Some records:
- - - -
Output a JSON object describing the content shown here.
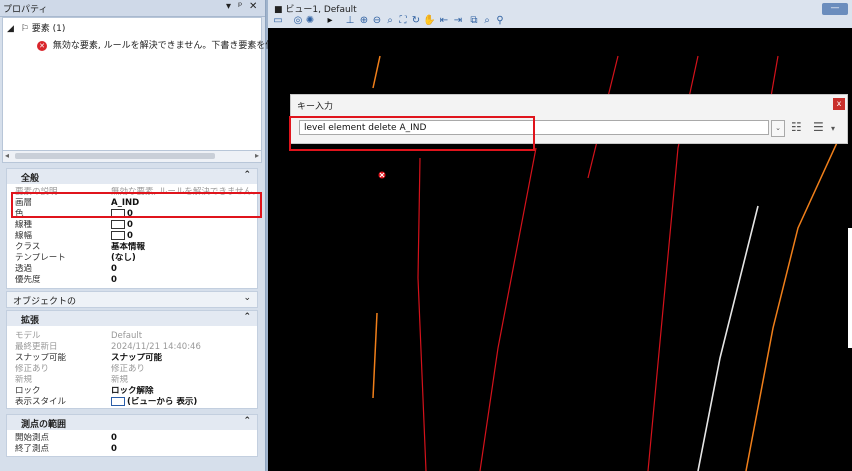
{
  "properties": {
    "title": "プロパティ",
    "controls": {
      "pin": "▾",
      "dock": "ᵖ",
      "close": "✕"
    },
    "tree": {
      "root": "要素 (1)",
      "error": "無効な要素, ルールを解決できません。下書き要素を修正"
    },
    "general": {
      "header": "全般",
      "rows": [
        {
          "key": "要素の説明",
          "value": "無効な要素, ルールを解決できません。"
        },
        {
          "key": "画層",
          "value": "A_IND"
        },
        {
          "key": "色",
          "value": "0"
        },
        {
          "key": "線種",
          "value": "0"
        },
        {
          "key": "線幅",
          "value": "0"
        },
        {
          "key": "クラス",
          "value": "基本情報"
        },
        {
          "key": "テンプレート",
          "value": "(なし)"
        },
        {
          "key": "透過",
          "value": "0"
        },
        {
          "key": "優先度",
          "value": "0"
        }
      ]
    },
    "object_header": "オブジェクトの",
    "extended": {
      "header": "拡張",
      "rows": [
        {
          "key": "モデル",
          "value": "Default"
        },
        {
          "key": "最終更新日",
          "value": "2024/11/21 14:40:46"
        },
        {
          "key": "スナップ可能",
          "value": "スナップ可能"
        },
        {
          "key": "修正あり",
          "value": "修正あり"
        },
        {
          "key": "新規",
          "value": "新規"
        },
        {
          "key": "ロック",
          "value": "ロック解除"
        },
        {
          "key": "表示スタイル",
          "value": "(ビューから 表示)"
        }
      ]
    },
    "range": {
      "header": "測点の範囲",
      "rows": [
        {
          "key": "開始測点",
          "value": "0"
        },
        {
          "key": "終了測点",
          "value": "0"
        }
      ]
    }
  },
  "view": {
    "title": "ビュー1, Default",
    "min_label": "—"
  },
  "keyin": {
    "title": "キー入力",
    "close": "x",
    "value": "level element delete A_IND"
  },
  "colors": {
    "accent_red": "#e0141c",
    "line_red": "#d4121b",
    "line_orange": "#f07f1a",
    "line_white": "#e6e6e6"
  }
}
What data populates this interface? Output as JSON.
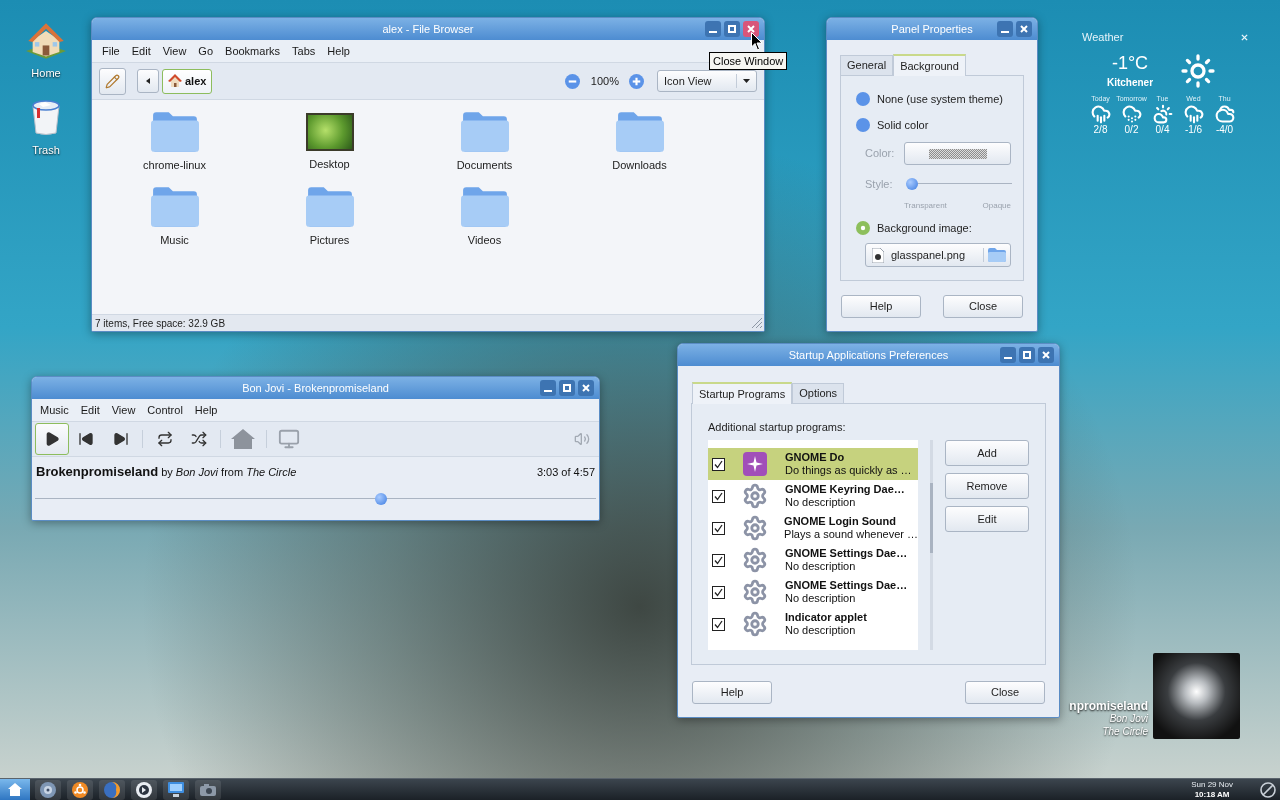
{
  "desktop_icons": [
    {
      "label": "Home",
      "kind": "home"
    },
    {
      "label": "Trash",
      "kind": "trash"
    }
  ],
  "file_browser": {
    "title": "alex - File Browser",
    "close_hovered": true,
    "menu": [
      "File",
      "Edit",
      "View",
      "Go",
      "Bookmarks",
      "Tabs",
      "Help"
    ],
    "location": "alex",
    "zoom": "100%",
    "view_mode": "Icon View",
    "items": [
      {
        "name": "chrome-linux",
        "kind": "folder"
      },
      {
        "name": "Desktop",
        "kind": "image"
      },
      {
        "name": "Documents",
        "kind": "folder"
      },
      {
        "name": "Downloads",
        "kind": "folder"
      },
      {
        "name": "Music",
        "kind": "folder"
      },
      {
        "name": "Pictures",
        "kind": "folder"
      },
      {
        "name": "Videos",
        "kind": "folder"
      }
    ],
    "status": "7 items, Free space: 32.9 GB"
  },
  "tooltip": "Close Window",
  "panel_properties": {
    "title": "Panel Properties",
    "tabs": [
      {
        "label": "General",
        "selected": false
      },
      {
        "label": "Background",
        "selected": true
      }
    ],
    "options": [
      {
        "label": "None (use system theme)",
        "selected": false
      },
      {
        "label": "Solid color",
        "selected": false
      },
      {
        "label": "Background image:",
        "selected": true
      }
    ],
    "color": {
      "label": "Color:",
      "disabled": true
    },
    "style": {
      "label": "Style:",
      "disabled": true,
      "level": 0,
      "min_label": "Transparent",
      "max_label": "Opaque"
    },
    "image_file": "glasspanel.png",
    "buttons": [
      "Help",
      "Close"
    ]
  },
  "weather": {
    "title": "Weather",
    "temperature": "-1°C",
    "location": "Kitchener",
    "forecast": [
      {
        "day": "Today",
        "range": "2/8",
        "kind": "rain"
      },
      {
        "day": "Tomorrow",
        "range": "0/2",
        "kind": "snow"
      },
      {
        "day": "Tue",
        "range": "0/4",
        "kind": "partly-cloudy"
      },
      {
        "day": "Wed",
        "range": "-1/6",
        "kind": "rain"
      },
      {
        "day": "Thu",
        "range": "-4/0",
        "kind": "cloudy"
      }
    ]
  },
  "music_player": {
    "title": "Bon Jovi - Brokenpromiseland",
    "menu": [
      "Music",
      "Edit",
      "View",
      "Control",
      "Help"
    ],
    "track": "**Brokenpromiseland** by *Bon Jovi* from *The Circle*",
    "time": "3:03 of 4:57",
    "position": {
      "level": 0.62
    }
  },
  "startup_apps": {
    "title": "Startup Applications Preferences",
    "tabs": [
      {
        "label": "Startup Programs",
        "selected": true
      },
      {
        "label": "Options",
        "selected": false
      }
    ],
    "list_label": "Additional startup programs:",
    "programs": [
      {
        "name": "GNOME Do",
        "description": "Do things as quickly as …",
        "checked": true,
        "selected": true,
        "kind": "app"
      },
      {
        "name": "GNOME Keyring Dae…",
        "description": "No description",
        "checked": true,
        "selected": false,
        "kind": "gear"
      },
      {
        "name": "GNOME Login Sound",
        "description": "Plays a sound whenever …",
        "checked": true,
        "selected": false,
        "kind": "gear"
      },
      {
        "name": "GNOME Settings Dae…",
        "description": "No description",
        "checked": true,
        "selected": false,
        "kind": "gear"
      },
      {
        "name": "GNOME Settings Dae…",
        "description": "No description",
        "checked": true,
        "selected": false,
        "kind": "gear"
      },
      {
        "name": "Indicator applet",
        "description": "No description",
        "checked": true,
        "selected": false,
        "kind": "gear"
      }
    ],
    "side_buttons": [
      "Add",
      "Remove",
      "Edit"
    ],
    "buttons": [
      "Help",
      "Close"
    ]
  },
  "now_playing": {
    "title": "npromiseland",
    "artist": "Bon Jovi",
    "album": "The Circle"
  },
  "clock": {
    "date": "Sun 29 Nov",
    "time": "10:18 AM"
  }
}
- - - -
WHAT THIS TASK INVOLVES → Except for the pictures, copy every line of the records above exactly.

CORRECT RESULT →
Output a JSON object describing the content shown here.
{
  "properties": {
    "title": "プロパティ",
    "controls": {
      "pin": "▾",
      "dock": "ᵖ",
      "close": "✕"
    },
    "tree": {
      "root": "要素 (1)",
      "error": "無効な要素, ルールを解決できません。下書き要素を修正"
    },
    "general": {
      "header": "全般",
      "rows": [
        {
          "key": "要素の説明",
          "value": "無効な要素, ルールを解決できません。"
        },
        {
          "key": "画層",
          "value": "A_IND"
        },
        {
          "key": "色",
          "value": "0"
        },
        {
          "key": "線種",
          "value": "0"
        },
        {
          "key": "線幅",
          "value": "0"
        },
        {
          "key": "クラス",
          "value": "基本情報"
        },
        {
          "key": "テンプレート",
          "value": "(なし)"
        },
        {
          "key": "透過",
          "value": "0"
        },
        {
          "key": "優先度",
          "value": "0"
        }
      ]
    },
    "object_header": "オブジェクトの",
    "extended": {
      "header": "拡張",
      "rows": [
        {
          "key": "モデル",
          "value": "Default"
        },
        {
          "key": "最終更新日",
          "value": "2024/11/21 14:40:46"
        },
        {
          "key": "スナップ可能",
          "value": "スナップ可能"
        },
        {
          "key": "修正あり",
          "value": "修正あり"
        },
        {
          "key": "新規",
          "value": "新規"
        },
        {
          "key": "ロック",
          "value": "ロック解除"
        },
        {
          "key": "表示スタイル",
          "value": "(ビューから 表示)"
        }
      ]
    },
    "range": {
      "header": "測点の範囲",
      "rows": [
        {
          "key": "開始測点",
          "value": "0"
        },
        {
          "key": "終了測点",
          "value": "0"
        }
      ]
    }
  },
  "view": {
    "title": "ビュー1, Default",
    "min_label": "—"
  },
  "keyin": {
    "title": "キー入力",
    "close": "x",
    "value": "level element delete A_IND"
  },
  "colors": {
    "accent_red": "#e0141c",
    "line_red": "#d4121b",
    "line_orange": "#f07f1a",
    "line_white": "#e6e6e6"
  }
}
What data populates this interface? Output as JSON.
{
  "desktop_icons": [
    {
      "label": "Home",
      "kind": "home"
    },
    {
      "label": "Trash",
      "kind": "trash"
    }
  ],
  "file_browser": {
    "title": "alex - File Browser",
    "close_hovered": true,
    "menu": [
      "File",
      "Edit",
      "View",
      "Go",
      "Bookmarks",
      "Tabs",
      "Help"
    ],
    "location": "alex",
    "zoom": "100%",
    "view_mode": "Icon View",
    "items": [
      {
        "name": "chrome-linux",
        "kind": "folder"
      },
      {
        "name": "Desktop",
        "kind": "image"
      },
      {
        "name": "Documents",
        "kind": "folder"
      },
      {
        "name": "Downloads",
        "kind": "folder"
      },
      {
        "name": "Music",
        "kind": "folder"
      },
      {
        "name": "Pictures",
        "kind": "folder"
      },
      {
        "name": "Videos",
        "kind": "folder"
      }
    ],
    "status": "7 items, Free space: 32.9 GB"
  },
  "tooltip": "Close Window",
  "panel_properties": {
    "title": "Panel Properties",
    "tabs": [
      {
        "label": "General",
        "selected": false
      },
      {
        "label": "Background",
        "selected": true
      }
    ],
    "options": [
      {
        "label": "None (use system theme)",
        "selected": false
      },
      {
        "label": "Solid color",
        "selected": false
      },
      {
        "label": "Background image:",
        "selected": true
      }
    ],
    "color": {
      "label": "Color:",
      "disabled": true
    },
    "style": {
      "label": "Style:",
      "disabled": true,
      "level": 0,
      "min_label": "Transparent",
      "max_label": "Opaque"
    },
    "image_file": "glasspanel.png",
    "buttons": [
      "Help",
      "Close"
    ]
  },
  "weather": {
    "title": "Weather",
    "temperature": "-1°C",
    "location": "Kitchener",
    "forecast": [
      {
        "day": "Today",
        "range": "2/8",
        "kind": "rain"
      },
      {
        "day": "Tomorrow",
        "range": "0/2",
        "kind": "snow"
      },
      {
        "day": "Tue",
        "range": "0/4",
        "kind": "partly-cloudy"
      },
      {
        "day": "Wed",
        "range": "-1/6",
        "kind": "rain"
      },
      {
        "day": "Thu",
        "range": "-4/0",
        "kind": "cloudy"
      }
    ]
  },
  "music_player": {
    "title": "Bon Jovi - Brokenpromiseland",
    "menu": [
      "Music",
      "Edit",
      "View",
      "Control",
      "Help"
    ],
    "track": "**Brokenpromiseland** by *Bon Jovi* from *The Circle*",
    "time": "3:03 of 4:57",
    "position": {
      "level": 0.62
    }
  },
  "startup_apps": {
    "title": "Startup Applications Preferences",
    "tabs": [
      {
        "label": "Startup Programs",
        "selected": true
      },
      {
        "label": "Options",
        "selected": false
      }
    ],
    "list_label": "Additional startup programs:",
    "programs": [
      {
        "name": "GNOME Do",
        "description": "Do things as quickly as …",
        "checked": true,
        "selected": true,
        "kind": "app"
      },
      {
        "name": "GNOME Keyring Dae…",
        "description": "No description",
        "checked": true,
        "selected": false,
        "kind": "gear"
      },
      {
        "name": "GNOME Login Sound",
        "description": "Plays a sound whenever …",
        "checked": true,
        "selected": false,
        "kind": "gear"
      },
      {
        "name": "GNOME Settings Dae…",
        "description": "No description",
        "checked": true,
        "selected": false,
        "kind": "gear"
      },
      {
        "name": "GNOME Settings Dae…",
        "description": "No description",
        "checked": true,
        "selected": false,
        "kind": "gear"
      },
      {
        "name": "Indicator applet",
        "description": "No description",
        "checked": true,
        "selected": false,
        "kind": "gear"
      }
    ],
    "side_buttons": [
      "Add",
      "Remove",
      "Edit"
    ],
    "buttons": [
      "Help",
      "Close"
    ]
  },
  "now_playing": {
    "title": "npromiseland",
    "artist": "Bon Jovi",
    "album": "The Circle"
  },
  "clock": {
    "date": "Sun 29 Nov",
    "time": "10:18 AM"
  }
}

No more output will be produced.